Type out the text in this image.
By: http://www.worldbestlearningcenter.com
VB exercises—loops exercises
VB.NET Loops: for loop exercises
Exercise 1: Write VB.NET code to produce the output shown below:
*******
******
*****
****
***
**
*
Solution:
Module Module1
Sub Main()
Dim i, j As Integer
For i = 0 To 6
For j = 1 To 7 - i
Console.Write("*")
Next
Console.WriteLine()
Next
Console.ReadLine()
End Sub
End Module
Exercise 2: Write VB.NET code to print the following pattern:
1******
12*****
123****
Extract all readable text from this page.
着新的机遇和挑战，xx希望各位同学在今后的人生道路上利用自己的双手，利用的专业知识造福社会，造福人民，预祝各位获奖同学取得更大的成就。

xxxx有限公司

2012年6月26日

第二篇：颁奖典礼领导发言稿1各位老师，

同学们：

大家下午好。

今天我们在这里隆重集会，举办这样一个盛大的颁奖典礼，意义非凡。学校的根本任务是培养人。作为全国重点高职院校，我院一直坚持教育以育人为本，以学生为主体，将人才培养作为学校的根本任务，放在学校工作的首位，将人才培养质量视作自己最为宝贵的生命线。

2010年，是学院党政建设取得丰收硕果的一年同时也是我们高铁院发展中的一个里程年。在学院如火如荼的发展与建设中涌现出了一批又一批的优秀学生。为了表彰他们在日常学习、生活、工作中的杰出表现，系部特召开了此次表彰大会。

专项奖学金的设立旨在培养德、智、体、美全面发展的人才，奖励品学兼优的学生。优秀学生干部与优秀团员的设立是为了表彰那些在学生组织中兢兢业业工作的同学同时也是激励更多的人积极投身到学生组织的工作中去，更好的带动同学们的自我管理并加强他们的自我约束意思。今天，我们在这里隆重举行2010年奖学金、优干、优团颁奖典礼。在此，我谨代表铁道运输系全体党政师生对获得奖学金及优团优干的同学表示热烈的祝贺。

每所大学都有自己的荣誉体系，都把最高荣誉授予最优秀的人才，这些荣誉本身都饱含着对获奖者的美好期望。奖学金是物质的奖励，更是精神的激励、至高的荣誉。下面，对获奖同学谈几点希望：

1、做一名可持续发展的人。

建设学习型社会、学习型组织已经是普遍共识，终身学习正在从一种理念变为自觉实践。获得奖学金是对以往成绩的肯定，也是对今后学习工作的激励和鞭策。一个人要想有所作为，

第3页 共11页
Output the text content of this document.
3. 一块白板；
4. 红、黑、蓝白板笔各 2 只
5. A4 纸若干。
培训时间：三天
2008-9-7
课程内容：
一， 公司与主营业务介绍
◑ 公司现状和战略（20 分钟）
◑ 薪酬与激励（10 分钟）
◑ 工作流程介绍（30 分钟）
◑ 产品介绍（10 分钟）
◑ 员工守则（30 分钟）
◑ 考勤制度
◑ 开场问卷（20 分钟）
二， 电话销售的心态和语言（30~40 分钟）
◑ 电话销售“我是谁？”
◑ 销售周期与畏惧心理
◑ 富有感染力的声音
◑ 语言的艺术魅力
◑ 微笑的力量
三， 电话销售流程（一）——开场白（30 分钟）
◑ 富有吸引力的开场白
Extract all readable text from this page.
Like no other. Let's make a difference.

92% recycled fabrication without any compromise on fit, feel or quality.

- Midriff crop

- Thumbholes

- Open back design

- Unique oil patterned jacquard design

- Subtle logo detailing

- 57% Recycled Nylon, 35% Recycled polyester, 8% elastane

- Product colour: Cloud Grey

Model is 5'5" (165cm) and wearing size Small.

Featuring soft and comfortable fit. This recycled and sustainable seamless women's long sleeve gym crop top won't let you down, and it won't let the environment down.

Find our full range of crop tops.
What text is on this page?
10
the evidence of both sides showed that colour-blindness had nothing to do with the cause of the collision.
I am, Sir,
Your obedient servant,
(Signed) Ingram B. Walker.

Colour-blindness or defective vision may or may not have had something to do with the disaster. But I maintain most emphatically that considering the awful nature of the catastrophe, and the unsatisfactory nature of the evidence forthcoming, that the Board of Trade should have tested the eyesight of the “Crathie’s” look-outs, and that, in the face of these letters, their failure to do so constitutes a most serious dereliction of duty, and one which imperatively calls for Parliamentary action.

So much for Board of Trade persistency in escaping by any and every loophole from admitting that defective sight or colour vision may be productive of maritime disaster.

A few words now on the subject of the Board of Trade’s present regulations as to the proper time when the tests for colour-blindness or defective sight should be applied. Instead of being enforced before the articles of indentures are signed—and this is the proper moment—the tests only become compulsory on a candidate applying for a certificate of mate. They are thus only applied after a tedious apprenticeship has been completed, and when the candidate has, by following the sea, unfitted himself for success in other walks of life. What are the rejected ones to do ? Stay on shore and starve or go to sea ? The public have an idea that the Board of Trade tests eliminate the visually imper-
- - - - - - -
▶ [Short problem]
Copy out all of the lines above exactly.

▶ [Solution to this task]
Type out the text in this image.
By: http://www.worldbestlearningcenter.com
VB exercises—loops exercises
VB.NET Loops: for loop exercises
Exercise 1: Write VB.NET code to produce the output shown below:
*******
******
*****
****
***
**
*
Solution:
Module Module1
Sub Main()
Dim i, j As Integer
For i = 0 To 6
For j = 1 To 7 - i
Console.Write("*")
Next
Console.WriteLine()
Next
Console.ReadLine()
End Sub
End Module
Exercise 2: Write VB.NET code to print the following pattern:
1******
12*****
123****
Extract all readable text from this page.
着新的机遇和挑战，xx希望各位同学在今后的人生道路上利用自己的双手，利用的专业知识造福社会，造福人民，预祝各位获奖同学取得更大的成就。

xxxx有限公司

2012年6月26日

第二篇：颁奖典礼领导发言稿1各位老师，

同学们：

大家下午好。

今天我们在这里隆重集会，举办这样一个盛大的颁奖典礼，意义非凡。学校的根本任务是培养人。作为全国重点高职院校，我院一直坚持教育以育人为本，以学生为主体，将人才培养作为学校的根本任务，放在学校工作的首位，将人才培养质量视作自己最为宝贵的生命线。

2010年，是学院党政建设取得丰收硕果的一年同时也是我们高铁院发展中的一个里程年。在学院如火如荼的发展与建设中涌现出了一批又一批的优秀学生。为了表彰他们在日常学习、生活、工作中的杰出表现，系部特召开了此次表彰大会。

专项奖学金的设立旨在培养德、智、体、美全面发展的人才，奖励品学兼优的学生。优秀学生干部与优秀团员的设立是为了表彰那些在学生组织中兢兢业业工作的同学同时也是激励更多的人积极投身到学生组织的工作中去，更好的带动同学们的自我管理并加强他们的自我约束意思。今天，我们在这里隆重举行2010年奖学金、优干、优团颁奖典礼。在此，我谨代表铁道运输系全体党政师生对获得奖学金及优团优干的同学表示热烈的祝贺。

每所大学都有自己的荣誉体系，都把最高荣誉授予最优秀的人才，这些荣誉本身都饱含着对获奖者的美好期望。奖学金是物质的奖励，更是精神的激励、至高的荣誉。下面，对获奖同学谈几点希望：

1、做一名可持续发展的人。

建设学习型社会、学习型组织已经是普遍共识，终身学习正在从一种理念变为自觉实践。获得奖学金是对以往成绩的肯定，也是对今后学习工作的激励和鞭策。一个人要想有所作为，

第3页 共11页
Output the text content of this document.
3. 一块白板；
4. 红、黑、蓝白板笔各 2 只
5. A4 纸若干。
培训时间：三天
2008-9-7
课程内容：
一， 公司与主营业务介绍
◑ 公司现状和战略（20 分钟）
◑ 薪酬与激励（10 分钟）
◑ 工作流程介绍（30 分钟）
◑ 产品介绍（10 分钟）
◑ 员工守则（30 分钟）
◑ 考勤制度
◑ 开场问卷（20 分钟）
二， 电话销售的心态和语言（30~40 分钟）
◑ 电话销售“我是谁？”
◑ 销售周期与畏惧心理
◑ 富有感染力的声音
◑ 语言的艺术魅力
◑ 微笑的力量
三， 电话销售流程（一）——开场白（30 分钟）
◑ 富有吸引力的开场白
Extract all readable text from this page.
Like no other. Let's make a difference.

92% recycled fabrication without any compromise on fit, feel or quality.

- Midriff crop

- Thumbholes

- Open back design

- Unique oil patterned jacquard design

- Subtle logo detailing

- 57% Recycled Nylon, 35% Recycled polyester, 8% elastane

- Product colour: Cloud Grey

Model is 5'5" (165cm) and wearing size Small.

Featuring soft and comfortable fit. This recycled and sustainable seamless women's long sleeve gym crop top won't let you down, and it won't let the environment down.

Find our full range of crop tops.
What text is on this page?
10
the evidence of both sides showed that colour-blindness had nothing to do with the cause of the collision.
I am, Sir,
Your obedient servant,
(Signed) Ingram B. Walker.

Colour-blindness or defective vision may or may not have had something to do with the disaster. But I maintain most emphatically that considering the awful nature of the catastrophe, and the unsatisfactory nature of the evidence forthcoming, that the Board of Trade should have tested the eyesight of the “Crathie’s” look-outs, and that, in the face of these letters, their failure to do so constitutes a most serious dereliction of duty, and one which imperatively calls for Parliamentary action.

So much for Board of Trade persistency in escaping by any and every loophole from admitting that defective sight or colour vision may be productive of maritime disaster.

A few words now on the subject of the Board of Trade’s present regulations as to the proper time when the tests for colour-blindness or defective sight should be applied. Instead of being enforced before the articles of indentures are signed—and this is the proper moment—the tests only become compulsory on a candidate applying for a certificate of mate. They are thus only applied after a tedious apprenticeship has been completed, and when the candidate has, by following the sea, unfitted himself for success in other walks of life. What are the rejected ones to do ? Stay on shore and starve or go to sea ? The public have an idea that the Board of Trade tests eliminate the visually imper-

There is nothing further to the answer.